__WHAT YOU WILL DO__
Copy all entries verbatim and keep any pictures out of the copy.
+++ DATA +++
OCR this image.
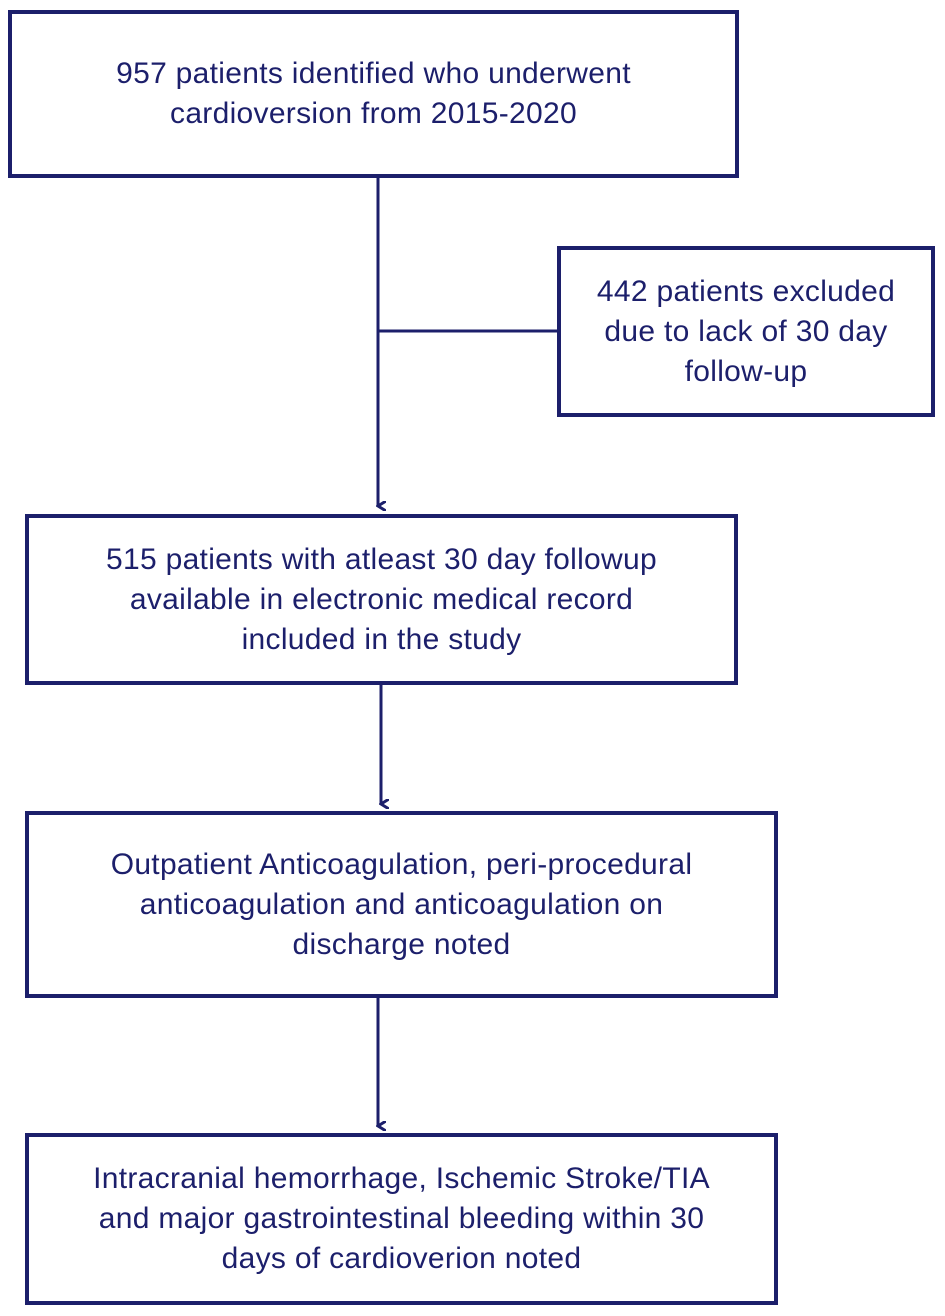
957 patients identified who underwent
cardioversion from 2015-2020
442 patients excluded
due to lack of 30 day
follow-up
515 patients with atleast 30 day followup
available in electronic medical record
included in the study
Outpatient Anticoagulation, peri-procedural
anticoagulation and anticoagulation on
discharge noted
Intracranial hemorrhage, Ischemic Stroke/TIA
and major gastrointestinal bleeding within 30
days of cardioverion noted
+++
__COMPLETED TASK__
OCR this image.
957 patients identified who underwent
cardioversion from 2015-2020
442 patients excluded
due to lack of 30 day
follow-up
515 patients with atleast 30 day followup
available in electronic medical record
included in the study
Outpatient Anticoagulation, peri-procedural
anticoagulation and anticoagulation on
discharge noted
Intracranial hemorrhage, Ischemic Stroke/TIA
and major gastrointestinal bleeding within 30
days of cardioverion noted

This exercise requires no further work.